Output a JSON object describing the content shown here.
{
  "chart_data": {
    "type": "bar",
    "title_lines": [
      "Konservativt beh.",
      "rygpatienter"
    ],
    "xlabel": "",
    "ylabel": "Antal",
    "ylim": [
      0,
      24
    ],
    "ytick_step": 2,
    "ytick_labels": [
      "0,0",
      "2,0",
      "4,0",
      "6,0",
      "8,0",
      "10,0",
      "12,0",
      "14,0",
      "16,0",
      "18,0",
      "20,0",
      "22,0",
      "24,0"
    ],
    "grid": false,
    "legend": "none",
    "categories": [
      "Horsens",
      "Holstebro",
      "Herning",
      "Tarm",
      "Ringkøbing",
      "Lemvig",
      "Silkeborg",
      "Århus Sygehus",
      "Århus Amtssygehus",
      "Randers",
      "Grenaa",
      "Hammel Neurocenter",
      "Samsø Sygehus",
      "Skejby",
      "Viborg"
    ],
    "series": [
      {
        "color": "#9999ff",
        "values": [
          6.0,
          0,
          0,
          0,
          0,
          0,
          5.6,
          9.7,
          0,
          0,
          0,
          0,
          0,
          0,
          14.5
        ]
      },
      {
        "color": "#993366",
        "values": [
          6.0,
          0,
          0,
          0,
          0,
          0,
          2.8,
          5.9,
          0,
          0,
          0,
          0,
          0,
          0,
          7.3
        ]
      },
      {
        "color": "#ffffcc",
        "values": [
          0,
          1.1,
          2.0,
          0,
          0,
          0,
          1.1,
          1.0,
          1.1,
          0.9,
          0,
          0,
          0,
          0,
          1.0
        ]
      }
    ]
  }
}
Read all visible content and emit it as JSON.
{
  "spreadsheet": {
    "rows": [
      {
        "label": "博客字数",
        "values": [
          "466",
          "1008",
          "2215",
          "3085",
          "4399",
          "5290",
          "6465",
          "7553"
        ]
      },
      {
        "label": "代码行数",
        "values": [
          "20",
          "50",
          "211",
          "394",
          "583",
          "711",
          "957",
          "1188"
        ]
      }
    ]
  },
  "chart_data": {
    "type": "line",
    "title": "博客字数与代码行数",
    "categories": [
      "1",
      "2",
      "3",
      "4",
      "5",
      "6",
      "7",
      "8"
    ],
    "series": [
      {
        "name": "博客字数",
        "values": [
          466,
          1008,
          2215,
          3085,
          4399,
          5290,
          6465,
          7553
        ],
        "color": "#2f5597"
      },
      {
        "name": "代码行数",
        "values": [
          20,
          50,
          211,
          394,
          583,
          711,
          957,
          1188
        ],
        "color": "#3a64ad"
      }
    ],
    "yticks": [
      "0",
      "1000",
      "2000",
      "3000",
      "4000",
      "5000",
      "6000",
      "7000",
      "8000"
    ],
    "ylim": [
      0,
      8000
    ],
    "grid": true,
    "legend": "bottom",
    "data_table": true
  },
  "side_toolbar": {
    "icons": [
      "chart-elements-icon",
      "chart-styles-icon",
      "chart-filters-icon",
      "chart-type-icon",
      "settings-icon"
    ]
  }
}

....

*Given exercise*
Type the material above out again, exactly.

*Solution below*
Output a JSON object describing the content shown here.
{
  "chart_data": {
    "type": "bar",
    "title_lines": [
      "Konservativt beh.",
      "rygpatienter"
    ],
    "xlabel": "",
    "ylabel": "Antal",
    "ylim": [
      0,
      24
    ],
    "ytick_step": 2,
    "ytick_labels": [
      "0,0",
      "2,0",
      "4,0",
      "6,0",
      "8,0",
      "10,0",
      "12,0",
      "14,0",
      "16,0",
      "18,0",
      "20,0",
      "22,0",
      "24,0"
    ],
    "grid": false,
    "legend": "none",
    "categories": [
      "Horsens",
      "Holstebro",
      "Herning",
      "Tarm",
      "Ringkøbing",
      "Lemvig",
      "Silkeborg",
      "Århus Sygehus",
      "Århus Amtssygehus",
      "Randers",
      "Grenaa",
      "Hammel Neurocenter",
      "Samsø Sygehus",
      "Skejby",
      "Viborg"
    ],
    "series": [
      {
        "color": "#9999ff",
        "values": [
          6.0,
          0,
          0,
          0,
          0,
          0,
          5.6,
          9.7,
          0,
          0,
          0,
          0,
          0,
          0,
          14.5
        ]
      },
      {
        "color": "#993366",
        "values": [
          6.0,
          0,
          0,
          0,
          0,
          0,
          2.8,
          5.9,
          0,
          0,
          0,
          0,
          0,
          0,
          7.3
        ]
      },
      {
        "color": "#ffffcc",
        "values": [
          0,
          1.1,
          2.0,
          0,
          0,
          0,
          1.1,
          1.0,
          1.1,
          0.9,
          0,
          0,
          0,
          0,
          1.0
        ]
      }
    ]
  }
}
Read all visible content and emit it as JSON.
{
  "spreadsheet": {
    "rows": [
      {
        "label": "博客字数",
        "values": [
          "466",
          "1008",
          "2215",
          "3085",
          "4399",
          "5290",
          "6465",
          "7553"
        ]
      },
      {
        "label": "代码行数",
        "values": [
          "20",
          "50",
          "211",
          "394",
          "583",
          "711",
          "957",
          "1188"
        ]
      }
    ]
  },
  "chart_data": {
    "type": "line",
    "title": "博客字数与代码行数",
    "categories": [
      "1",
      "2",
      "3",
      "4",
      "5",
      "6",
      "7",
      "8"
    ],
    "series": [
      {
        "name": "博客字数",
        "values": [
          466,
          1008,
          2215,
          3085,
          4399,
          5290,
          6465,
          7553
        ],
        "color": "#2f5597"
      },
      {
        "name": "代码行数",
        "values": [
          20,
          50,
          211,
          394,
          583,
          711,
          957,
          1188
        ],
        "color": "#3a64ad"
      }
    ],
    "yticks": [
      "0",
      "1000",
      "2000",
      "3000",
      "4000",
      "5000",
      "6000",
      "7000",
      "8000"
    ],
    "ylim": [
      0,
      8000
    ],
    "grid": true,
    "legend": "bottom",
    "data_table": true
  },
  "side_toolbar": {
    "icons": [
      "chart-elements-icon",
      "chart-styles-icon",
      "chart-filters-icon",
      "chart-type-icon",
      "settings-icon"
    ]
  }
}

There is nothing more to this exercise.